## WHAT THIS TASK INVOLVES:
Without omitting anything, retype the data that follows.
** START OF DATASET CONTENT **
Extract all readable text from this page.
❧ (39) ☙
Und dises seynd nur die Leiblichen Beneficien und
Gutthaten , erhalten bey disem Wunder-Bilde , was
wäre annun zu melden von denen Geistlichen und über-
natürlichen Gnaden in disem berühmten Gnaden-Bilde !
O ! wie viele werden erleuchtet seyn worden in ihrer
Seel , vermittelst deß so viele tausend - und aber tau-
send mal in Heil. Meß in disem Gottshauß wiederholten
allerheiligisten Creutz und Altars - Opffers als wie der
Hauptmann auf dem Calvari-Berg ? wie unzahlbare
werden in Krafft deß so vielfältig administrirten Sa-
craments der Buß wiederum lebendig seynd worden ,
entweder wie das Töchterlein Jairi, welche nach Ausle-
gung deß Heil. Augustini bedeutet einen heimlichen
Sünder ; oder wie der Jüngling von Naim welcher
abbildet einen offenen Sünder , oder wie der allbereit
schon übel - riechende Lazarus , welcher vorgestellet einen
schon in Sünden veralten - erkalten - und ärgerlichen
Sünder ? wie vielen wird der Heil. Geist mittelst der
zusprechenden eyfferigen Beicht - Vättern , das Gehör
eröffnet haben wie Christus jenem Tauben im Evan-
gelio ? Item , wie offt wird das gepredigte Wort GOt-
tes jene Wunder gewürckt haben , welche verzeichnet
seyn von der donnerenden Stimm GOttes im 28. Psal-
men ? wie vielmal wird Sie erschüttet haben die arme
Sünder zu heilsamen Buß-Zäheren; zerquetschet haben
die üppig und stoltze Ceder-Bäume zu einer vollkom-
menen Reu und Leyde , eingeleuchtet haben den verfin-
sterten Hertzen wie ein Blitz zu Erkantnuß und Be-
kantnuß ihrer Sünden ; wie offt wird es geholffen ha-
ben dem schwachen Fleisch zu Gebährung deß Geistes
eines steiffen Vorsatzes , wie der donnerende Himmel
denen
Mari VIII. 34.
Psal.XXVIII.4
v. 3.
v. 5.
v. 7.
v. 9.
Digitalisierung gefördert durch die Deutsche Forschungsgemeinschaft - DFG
** END OF DATASET CONTENT **
## FINISHED EXERCISE:
Extract all readable text from this page.
❧ (39) ☙
Und dises seynd nur die Leiblichen Beneficien und
Gutthaten , erhalten bey disem Wunder-Bilde , was
wäre annun zu melden von denen Geistlichen und über-
natürlichen Gnaden in disem berühmten Gnaden-Bilde !
O ! wie viele werden erleuchtet seyn worden in ihrer
Seel , vermittelst deß so viele tausend - und aber tau-
send mal in Heil. Meß in disem Gottshauß wiederholten
allerheiligisten Creutz und Altars - Opffers als wie der
Hauptmann auf dem Calvari-Berg ? wie unzahlbare
werden in Krafft deß so vielfältig administrirten Sa-
craments der Buß wiederum lebendig seynd worden ,
entweder wie das Töchterlein Jairi, welche nach Ausle-
gung deß Heil. Augustini bedeutet einen heimlichen
Sünder ; oder wie der Jüngling von Naim welcher
abbildet einen offenen Sünder , oder wie der allbereit
schon übel - riechende Lazarus , welcher vorgestellet einen
schon in Sünden veralten - erkalten - und ärgerlichen
Sünder ? wie vielen wird der Heil. Geist mittelst der
zusprechenden eyfferigen Beicht - Vättern , das Gehör
eröffnet haben wie Christus jenem Tauben im Evan-
gelio ? Item , wie offt wird das gepredigte Wort GOt-
tes jene Wunder gewürckt haben , welche verzeichnet
seyn von der donnerenden Stimm GOttes im 28. Psal-
men ? wie vielmal wird Sie erschüttet haben die arme
Sünder zu heilsamen Buß-Zäheren; zerquetschet haben
die üppig und stoltze Ceder-Bäume zu einer vollkom-
menen Reu und Leyde , eingeleuchtet haben den verfin-
sterten Hertzen wie ein Blitz zu Erkantnuß und Be-
kantnuß ihrer Sünden ; wie offt wird es geholffen ha-
ben dem schwachen Fleisch zu Gebährung deß Geistes
eines steiffen Vorsatzes , wie der donnerende Himmel
denen
Mari VIII. 34.
Psal.XXVIII.4
v. 3.
v. 5.
v. 7.
v. 9.
Digitalisierung gefördert durch die Deutsche Forschungsgemeinschaft - DFG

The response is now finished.